TO DO →
Write the material out again, line by line, exactly as it is.

DATA →
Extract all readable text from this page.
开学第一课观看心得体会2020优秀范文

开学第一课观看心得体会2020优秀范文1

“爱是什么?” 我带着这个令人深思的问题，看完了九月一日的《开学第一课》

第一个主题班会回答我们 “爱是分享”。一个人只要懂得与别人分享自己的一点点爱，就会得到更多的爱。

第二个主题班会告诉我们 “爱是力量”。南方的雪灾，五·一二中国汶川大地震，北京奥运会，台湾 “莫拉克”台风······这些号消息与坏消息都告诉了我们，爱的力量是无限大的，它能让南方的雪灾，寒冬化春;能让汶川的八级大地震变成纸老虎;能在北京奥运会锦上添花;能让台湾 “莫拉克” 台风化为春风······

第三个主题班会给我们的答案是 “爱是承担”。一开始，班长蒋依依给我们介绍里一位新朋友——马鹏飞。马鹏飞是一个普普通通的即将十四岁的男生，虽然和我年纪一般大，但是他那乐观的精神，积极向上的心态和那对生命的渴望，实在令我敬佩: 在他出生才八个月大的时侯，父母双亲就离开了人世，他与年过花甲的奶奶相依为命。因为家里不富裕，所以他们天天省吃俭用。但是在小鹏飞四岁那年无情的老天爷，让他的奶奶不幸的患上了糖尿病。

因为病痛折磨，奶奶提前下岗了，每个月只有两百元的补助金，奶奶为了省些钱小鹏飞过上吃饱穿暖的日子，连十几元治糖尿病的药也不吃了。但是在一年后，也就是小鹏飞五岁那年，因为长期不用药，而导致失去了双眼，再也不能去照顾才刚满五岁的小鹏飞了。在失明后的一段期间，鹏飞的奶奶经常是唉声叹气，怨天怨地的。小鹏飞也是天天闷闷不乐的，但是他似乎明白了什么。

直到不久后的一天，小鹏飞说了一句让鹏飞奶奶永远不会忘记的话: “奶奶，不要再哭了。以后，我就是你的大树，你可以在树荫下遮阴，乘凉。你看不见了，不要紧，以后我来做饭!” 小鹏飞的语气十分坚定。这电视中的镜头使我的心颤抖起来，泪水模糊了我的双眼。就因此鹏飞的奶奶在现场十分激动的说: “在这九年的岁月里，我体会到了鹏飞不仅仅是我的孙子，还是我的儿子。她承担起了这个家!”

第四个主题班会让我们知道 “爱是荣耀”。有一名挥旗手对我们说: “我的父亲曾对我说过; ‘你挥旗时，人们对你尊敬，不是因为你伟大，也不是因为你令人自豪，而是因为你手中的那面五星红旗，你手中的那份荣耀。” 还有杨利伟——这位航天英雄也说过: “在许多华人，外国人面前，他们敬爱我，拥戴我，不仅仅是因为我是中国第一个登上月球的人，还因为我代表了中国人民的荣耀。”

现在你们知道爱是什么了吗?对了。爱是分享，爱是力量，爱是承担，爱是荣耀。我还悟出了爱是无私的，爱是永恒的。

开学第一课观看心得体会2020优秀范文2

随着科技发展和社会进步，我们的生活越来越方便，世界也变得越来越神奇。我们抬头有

RESULT FOR THIS TASK →
Extract all readable text from this page.
开学第一课观看心得体会2020优秀范文

开学第一课观看心得体会2020优秀范文1

“爱是什么?” 我带着这个令人深思的问题，看完了九月一日的《开学第一课》

第一个主题班会回答我们 “爱是分享”。一个人只要懂得与别人分享自己的一点点爱，就会得到更多的爱。

第二个主题班会告诉我们 “爱是力量”。南方的雪灾，五·一二中国汶川大地震，北京奥运会，台湾 “莫拉克”台风······这些号消息与坏消息都告诉了我们，爱的力量是无限大的，它能让南方的雪灾，寒冬化春;能让汶川的八级大地震变成纸老虎;能在北京奥运会锦上添花;能让台湾 “莫拉克” 台风化为春风······

第三个主题班会给我们的答案是 “爱是承担”。一开始，班长蒋依依给我们介绍里一位新朋友——马鹏飞。马鹏飞是一个普普通通的即将十四岁的男生，虽然和我年纪一般大，但是他那乐观的精神，积极向上的心态和那对生命的渴望，实在令我敬佩: 在他出生才八个月大的时侯，父母双亲就离开了人世，他与年过花甲的奶奶相依为命。因为家里不富裕，所以他们天天省吃俭用。但是在小鹏飞四岁那年无情的老天爷，让他的奶奶不幸的患上了糖尿病。

因为病痛折磨，奶奶提前下岗了，每个月只有两百元的补助金，奶奶为了省些钱小鹏飞过上吃饱穿暖的日子，连十几元治糖尿病的药也不吃了。但是在一年后，也就是小鹏飞五岁那年，因为长期不用药，而导致失去了双眼，再也不能去照顾才刚满五岁的小鹏飞了。在失明后的一段期间，鹏飞的奶奶经常是唉声叹气，怨天怨地的。小鹏飞也是天天闷闷不乐的，但是他似乎明白了什么。

直到不久后的一天，小鹏飞说了一句让鹏飞奶奶永远不会忘记的话: “奶奶，不要再哭了。以后，我就是你的大树，你可以在树荫下遮阴，乘凉。你看不见了，不要紧，以后我来做饭!” 小鹏飞的语气十分坚定。这电视中的镜头使我的心颤抖起来，泪水模糊了我的双眼。就因此鹏飞的奶奶在现场十分激动的说: “在这九年的岁月里，我体会到了鹏飞不仅仅是我的孙子，还是我的儿子。她承担起了这个家!”

第四个主题班会让我们知道 “爱是荣耀”。有一名挥旗手对我们说: “我的父亲曾对我说过; ‘你挥旗时，人们对你尊敬，不是因为你伟大，也不是因为你令人自豪，而是因为你手中的那面五星红旗，你手中的那份荣耀。” 还有杨利伟——这位航天英雄也说过: “在许多华人，外国人面前，他们敬爱我，拥戴我，不仅仅是因为我是中国第一个登上月球的人，还因为我代表了中国人民的荣耀。”

现在你们知道爱是什么了吗?对了。爱是分享，爱是力量，爱是承担，爱是荣耀。我还悟出了爱是无私的，爱是永恒的。

开学第一课观看心得体会2020优秀范文2

随着科技发展和社会进步，我们的生活越来越方便，世界也变得越来越神奇。我们抬头有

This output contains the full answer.